◆ **Objective**: Repeat every line of the material, character for character.

---------------

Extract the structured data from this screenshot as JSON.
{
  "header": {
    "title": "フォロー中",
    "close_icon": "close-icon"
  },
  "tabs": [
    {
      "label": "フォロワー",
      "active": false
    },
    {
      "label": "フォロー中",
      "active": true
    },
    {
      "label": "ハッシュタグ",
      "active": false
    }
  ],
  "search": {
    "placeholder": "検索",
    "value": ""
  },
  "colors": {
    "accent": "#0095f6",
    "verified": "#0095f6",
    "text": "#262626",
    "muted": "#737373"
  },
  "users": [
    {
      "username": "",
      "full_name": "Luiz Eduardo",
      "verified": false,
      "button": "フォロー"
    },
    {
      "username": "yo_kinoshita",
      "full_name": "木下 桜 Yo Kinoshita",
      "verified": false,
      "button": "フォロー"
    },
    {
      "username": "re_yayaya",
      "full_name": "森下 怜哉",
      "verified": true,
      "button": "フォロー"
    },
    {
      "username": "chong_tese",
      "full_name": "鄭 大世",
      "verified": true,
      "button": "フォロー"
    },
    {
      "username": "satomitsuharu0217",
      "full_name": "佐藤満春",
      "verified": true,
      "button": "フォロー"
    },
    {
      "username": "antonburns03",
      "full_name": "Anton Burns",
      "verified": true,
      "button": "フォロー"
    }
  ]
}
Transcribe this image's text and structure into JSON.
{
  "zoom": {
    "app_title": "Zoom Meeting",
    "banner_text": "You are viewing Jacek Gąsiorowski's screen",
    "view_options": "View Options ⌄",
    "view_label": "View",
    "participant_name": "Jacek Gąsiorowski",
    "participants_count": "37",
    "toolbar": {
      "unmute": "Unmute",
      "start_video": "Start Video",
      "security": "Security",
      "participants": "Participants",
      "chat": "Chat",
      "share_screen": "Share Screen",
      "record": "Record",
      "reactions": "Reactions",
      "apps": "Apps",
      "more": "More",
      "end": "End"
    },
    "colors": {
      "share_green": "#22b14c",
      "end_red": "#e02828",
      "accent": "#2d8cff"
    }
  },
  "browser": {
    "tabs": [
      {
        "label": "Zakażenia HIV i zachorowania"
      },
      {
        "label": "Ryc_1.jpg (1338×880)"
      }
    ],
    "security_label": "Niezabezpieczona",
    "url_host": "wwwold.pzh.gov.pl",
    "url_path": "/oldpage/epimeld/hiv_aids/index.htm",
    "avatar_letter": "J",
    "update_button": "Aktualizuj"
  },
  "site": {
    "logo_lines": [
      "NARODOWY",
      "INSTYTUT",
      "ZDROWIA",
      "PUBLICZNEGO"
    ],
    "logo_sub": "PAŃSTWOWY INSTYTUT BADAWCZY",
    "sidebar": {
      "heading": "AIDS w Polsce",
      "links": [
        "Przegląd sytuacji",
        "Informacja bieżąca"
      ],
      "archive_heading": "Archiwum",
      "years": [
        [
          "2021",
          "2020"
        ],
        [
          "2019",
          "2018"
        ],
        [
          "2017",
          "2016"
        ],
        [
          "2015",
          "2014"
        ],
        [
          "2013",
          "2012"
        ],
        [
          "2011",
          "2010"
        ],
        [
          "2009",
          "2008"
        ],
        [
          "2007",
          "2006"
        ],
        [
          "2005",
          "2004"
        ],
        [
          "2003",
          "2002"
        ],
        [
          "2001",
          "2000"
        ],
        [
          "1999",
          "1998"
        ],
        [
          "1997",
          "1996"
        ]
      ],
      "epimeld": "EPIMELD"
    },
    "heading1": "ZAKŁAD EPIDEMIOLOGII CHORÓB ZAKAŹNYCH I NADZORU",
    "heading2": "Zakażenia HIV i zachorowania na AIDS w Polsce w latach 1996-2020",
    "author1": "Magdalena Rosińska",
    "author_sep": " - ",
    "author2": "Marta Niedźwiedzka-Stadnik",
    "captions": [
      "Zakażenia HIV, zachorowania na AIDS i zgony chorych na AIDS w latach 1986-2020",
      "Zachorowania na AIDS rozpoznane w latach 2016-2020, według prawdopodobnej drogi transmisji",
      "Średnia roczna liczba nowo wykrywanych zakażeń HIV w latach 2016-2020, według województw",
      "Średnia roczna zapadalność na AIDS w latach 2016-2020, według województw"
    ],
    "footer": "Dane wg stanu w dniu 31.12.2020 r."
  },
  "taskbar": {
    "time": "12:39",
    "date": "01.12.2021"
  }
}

---------------

◆ **Full response**:
Extract the structured data from this screenshot as JSON.
{
  "header": {
    "title": "フォロー中",
    "close_icon": "close-icon"
  },
  "tabs": [
    {
      "label": "フォロワー",
      "active": false
    },
    {
      "label": "フォロー中",
      "active": true
    },
    {
      "label": "ハッシュタグ",
      "active": false
    }
  ],
  "search": {
    "placeholder": "検索",
    "value": ""
  },
  "colors": {
    "accent": "#0095f6",
    "verified": "#0095f6",
    "text": "#262626",
    "muted": "#737373"
  },
  "users": [
    {
      "username": "",
      "full_name": "Luiz Eduardo",
      "verified": false,
      "button": "フォロー"
    },
    {
      "username": "yo_kinoshita",
      "full_name": "木下 桜 Yo Kinoshita",
      "verified": false,
      "button": "フォロー"
    },
    {
      "username": "re_yayaya",
      "full_name": "森下 怜哉",
      "verified": true,
      "button": "フォロー"
    },
    {
      "username": "chong_tese",
      "full_name": "鄭 大世",
      "verified": true,
      "button": "フォロー"
    },
    {
      "username": "satomitsuharu0217",
      "full_name": "佐藤満春",
      "verified": true,
      "button": "フォロー"
    },
    {
      "username": "antonburns03",
      "full_name": "Anton Burns",
      "verified": true,
      "button": "フォロー"
    }
  ]
}
Transcribe this image's text and structure into JSON.
{
  "zoom": {
    "app_title": "Zoom Meeting",
    "banner_text": "You are viewing Jacek Gąsiorowski's screen",
    "view_options": "View Options ⌄",
    "view_label": "View",
    "participant_name": "Jacek Gąsiorowski",
    "participants_count": "37",
    "toolbar": {
      "unmute": "Unmute",
      "start_video": "Start Video",
      "security": "Security",
      "participants": "Participants",
      "chat": "Chat",
      "share_screen": "Share Screen",
      "record": "Record",
      "reactions": "Reactions",
      "apps": "Apps",
      "more": "More",
      "end": "End"
    },
    "colors": {
      "share_green": "#22b14c",
      "end_red": "#e02828",
      "accent": "#2d8cff"
    }
  },
  "browser": {
    "tabs": [
      {
        "label": "Zakażenia HIV i zachorowania"
      },
      {
        "label": "Ryc_1.jpg (1338×880)"
      }
    ],
    "security_label": "Niezabezpieczona",
    "url_host": "wwwold.pzh.gov.pl",
    "url_path": "/oldpage/epimeld/hiv_aids/index.htm",
    "avatar_letter": "J",
    "update_button": "Aktualizuj"
  },
  "site": {
    "logo_lines": [
      "NARODOWY",
      "INSTYTUT",
      "ZDROWIA",
      "PUBLICZNEGO"
    ],
    "logo_sub": "PAŃSTWOWY INSTYTUT BADAWCZY",
    "sidebar": {
      "heading": "AIDS w Polsce",
      "links": [
        "Przegląd sytuacji",
        "Informacja bieżąca"
      ],
      "archive_heading": "Archiwum",
      "years": [
        [
          "2021",
          "2020"
        ],
        [
          "2019",
          "2018"
        ],
        [
          "2017",
          "2016"
        ],
        [
          "2015",
          "2014"
        ],
        [
          "2013",
          "2012"
        ],
        [
          "2011",
          "2010"
        ],
        [
          "2009",
          "2008"
        ],
        [
          "2007",
          "2006"
        ],
        [
          "2005",
          "2004"
        ],
        [
          "2003",
          "2002"
        ],
        [
          "2001",
          "2000"
        ],
        [
          "1999",
          "1998"
        ],
        [
          "1997",
          "1996"
        ]
      ],
      "epimeld": "EPIMELD"
    },
    "heading1": "ZAKŁAD EPIDEMIOLOGII CHORÓB ZAKAŹNYCH I NADZORU",
    "heading2": "Zakażenia HIV i zachorowania na AIDS w Polsce w latach 1996-2020",
    "author1": "Magdalena Rosińska",
    "author_sep": " - ",
    "author2": "Marta Niedźwiedzka-Stadnik",
    "captions": [
      "Zakażenia HIV, zachorowania na AIDS i zgony chorych na AIDS w latach 1986-2020",
      "Zachorowania na AIDS rozpoznane w latach 2016-2020, według prawdopodobnej drogi transmisji",
      "Średnia roczna liczba nowo wykrywanych zakażeń HIV w latach 2016-2020, według województw",
      "Średnia roczna zapadalność na AIDS w latach 2016-2020, według województw"
    ],
    "footer": "Dane wg stanu w dniu 31.12.2020 r."
  },
  "taskbar": {
    "time": "12:39",
    "date": "01.12.2021"
  }
}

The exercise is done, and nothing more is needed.